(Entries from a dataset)
(begin)

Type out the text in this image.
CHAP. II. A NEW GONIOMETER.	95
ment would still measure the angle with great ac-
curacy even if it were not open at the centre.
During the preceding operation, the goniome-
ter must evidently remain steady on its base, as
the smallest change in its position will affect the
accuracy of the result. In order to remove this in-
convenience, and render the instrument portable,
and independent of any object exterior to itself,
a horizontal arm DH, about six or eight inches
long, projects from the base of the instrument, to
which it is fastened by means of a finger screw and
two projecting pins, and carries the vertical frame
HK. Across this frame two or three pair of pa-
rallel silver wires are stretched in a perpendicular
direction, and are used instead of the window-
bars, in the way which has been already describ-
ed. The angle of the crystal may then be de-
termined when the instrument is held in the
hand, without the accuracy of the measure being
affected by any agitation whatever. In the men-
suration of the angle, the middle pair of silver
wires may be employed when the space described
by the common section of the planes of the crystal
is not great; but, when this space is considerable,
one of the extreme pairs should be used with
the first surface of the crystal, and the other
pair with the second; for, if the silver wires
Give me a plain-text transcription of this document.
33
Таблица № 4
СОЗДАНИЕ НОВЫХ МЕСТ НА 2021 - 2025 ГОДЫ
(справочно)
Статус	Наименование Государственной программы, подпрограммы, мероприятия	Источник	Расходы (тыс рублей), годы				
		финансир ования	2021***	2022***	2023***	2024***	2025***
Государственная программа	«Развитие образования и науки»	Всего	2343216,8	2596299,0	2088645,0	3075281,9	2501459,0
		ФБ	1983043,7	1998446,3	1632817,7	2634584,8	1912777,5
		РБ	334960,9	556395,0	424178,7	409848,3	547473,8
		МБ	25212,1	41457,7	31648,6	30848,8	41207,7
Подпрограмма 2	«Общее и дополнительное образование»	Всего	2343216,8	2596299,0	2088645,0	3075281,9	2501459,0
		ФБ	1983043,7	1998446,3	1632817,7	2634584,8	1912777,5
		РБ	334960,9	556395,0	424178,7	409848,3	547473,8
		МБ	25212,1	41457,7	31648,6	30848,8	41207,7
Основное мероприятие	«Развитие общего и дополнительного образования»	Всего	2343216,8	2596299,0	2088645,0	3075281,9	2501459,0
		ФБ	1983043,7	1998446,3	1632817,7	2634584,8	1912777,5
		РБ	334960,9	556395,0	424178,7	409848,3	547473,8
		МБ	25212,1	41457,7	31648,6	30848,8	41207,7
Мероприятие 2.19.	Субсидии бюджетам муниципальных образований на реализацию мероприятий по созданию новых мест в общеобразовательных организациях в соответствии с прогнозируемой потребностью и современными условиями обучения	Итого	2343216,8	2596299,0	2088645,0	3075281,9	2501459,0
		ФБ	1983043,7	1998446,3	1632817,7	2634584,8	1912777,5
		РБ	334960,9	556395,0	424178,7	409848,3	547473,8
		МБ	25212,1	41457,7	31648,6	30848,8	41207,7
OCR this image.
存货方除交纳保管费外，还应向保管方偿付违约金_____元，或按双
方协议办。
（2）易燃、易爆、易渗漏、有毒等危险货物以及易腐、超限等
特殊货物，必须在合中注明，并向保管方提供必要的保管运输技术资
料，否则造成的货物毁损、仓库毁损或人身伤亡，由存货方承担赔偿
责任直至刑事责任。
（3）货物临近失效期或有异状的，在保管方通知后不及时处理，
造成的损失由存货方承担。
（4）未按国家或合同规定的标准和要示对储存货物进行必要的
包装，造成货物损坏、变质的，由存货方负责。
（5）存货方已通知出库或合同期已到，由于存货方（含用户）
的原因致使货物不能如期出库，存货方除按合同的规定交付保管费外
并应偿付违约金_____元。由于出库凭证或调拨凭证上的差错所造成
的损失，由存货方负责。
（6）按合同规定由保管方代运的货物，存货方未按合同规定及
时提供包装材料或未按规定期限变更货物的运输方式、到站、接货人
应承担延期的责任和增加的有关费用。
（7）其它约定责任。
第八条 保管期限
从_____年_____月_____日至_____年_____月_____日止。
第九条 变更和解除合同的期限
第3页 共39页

(end)

(WHAT YOU SHOULD DO): Reproduce every entry shown above, precisely as it stands.

(RESPONSE TO THIS TASK):
Type out the text in this image.
CHAP. II. A NEW GONIOMETER.	95
ment would still measure the angle with great ac-
curacy even if it were not open at the centre.
During the preceding operation, the goniome-
ter must evidently remain steady on its base, as
the smallest change in its position will affect the
accuracy of the result. In order to remove this in-
convenience, and render the instrument portable,
and independent of any object exterior to itself,
a horizontal arm DH, about six or eight inches
long, projects from the base of the instrument, to
which it is fastened by means of a finger screw and
two projecting pins, and carries the vertical frame
HK. Across this frame two or three pair of pa-
rallel silver wires are stretched in a perpendicular
direction, and are used instead of the window-
bars, in the way which has been already describ-
ed. The angle of the crystal may then be de-
termined when the instrument is held in the
hand, without the accuracy of the measure being
affected by any agitation whatever. In the men-
suration of the angle, the middle pair of silver
wires may be employed when the space described
by the common section of the planes of the crystal
is not great; but, when this space is considerable,
one of the extreme pairs should be used with
the first surface of the crystal, and the other
pair with the second; for, if the silver wires
Give me a plain-text transcription of this document.
33
Таблица № 4
СОЗДАНИЕ НОВЫХ МЕСТ НА 2021 - 2025 ГОДЫ
(справочно)
Статус	Наименование Государственной программы, подпрограммы, мероприятия	Источник	Расходы (тыс рублей), годы				
		финансир ования	2021***	2022***	2023***	2024***	2025***
Государственная программа	«Развитие образования и науки»	Всего	2343216,8	2596299,0	2088645,0	3075281,9	2501459,0
		ФБ	1983043,7	1998446,3	1632817,7	2634584,8	1912777,5
		РБ	334960,9	556395,0	424178,7	409848,3	547473,8
		МБ	25212,1	41457,7	31648,6	30848,8	41207,7
Подпрограмма 2	«Общее и дополнительное образование»	Всего	2343216,8	2596299,0	2088645,0	3075281,9	2501459,0
		ФБ	1983043,7	1998446,3	1632817,7	2634584,8	1912777,5
		РБ	334960,9	556395,0	424178,7	409848,3	547473,8
		МБ	25212,1	41457,7	31648,6	30848,8	41207,7
Основное мероприятие	«Развитие общего и дополнительного образования»	Всего	2343216,8	2596299,0	2088645,0	3075281,9	2501459,0
		ФБ	1983043,7	1998446,3	1632817,7	2634584,8	1912777,5
		РБ	334960,9	556395,0	424178,7	409848,3	547473,8
		МБ	25212,1	41457,7	31648,6	30848,8	41207,7
Мероприятие 2.19.	Субсидии бюджетам муниципальных образований на реализацию мероприятий по созданию новых мест в общеобразовательных организациях в соответствии с прогнозируемой потребностью и современными условиями обучения	Итого	2343216,8	2596299,0	2088645,0	3075281,9	2501459,0
		ФБ	1983043,7	1998446,3	1632817,7	2634584,8	1912777,5
		РБ	334960,9	556395,0	424178,7	409848,3	547473,8
		МБ	25212,1	41457,7	31648,6	30848,8	41207,7
OCR this image.
存货方除交纳保管费外，还应向保管方偿付违约金_____元，或按双
方协议办。
（2）易燃、易爆、易渗漏、有毒等危险货物以及易腐、超限等
特殊货物，必须在合中注明，并向保管方提供必要的保管运输技术资
料，否则造成的货物毁损、仓库毁损或人身伤亡，由存货方承担赔偿
责任直至刑事责任。
（3）货物临近失效期或有异状的，在保管方通知后不及时处理，
造成的损失由存货方承担。
（4）未按国家或合同规定的标准和要示对储存货物进行必要的
包装，造成货物损坏、变质的，由存货方负责。
（5）存货方已通知出库或合同期已到，由于存货方（含用户）
的原因致使货物不能如期出库，存货方除按合同的规定交付保管费外
并应偿付违约金_____元。由于出库凭证或调拨凭证上的差错所造成
的损失，由存货方负责。
（6）按合同规定由保管方代运的货物，存货方未按合同规定及
时提供包装材料或未按规定期限变更货物的运输方式、到站、接货人
应承担延期的责任和增加的有关费用。
（7）其它约定责任。
第八条 保管期限
从_____年_____月_____日至_____年_____月_____日止。
第九条 变更和解除合同的期限
第3页 共39页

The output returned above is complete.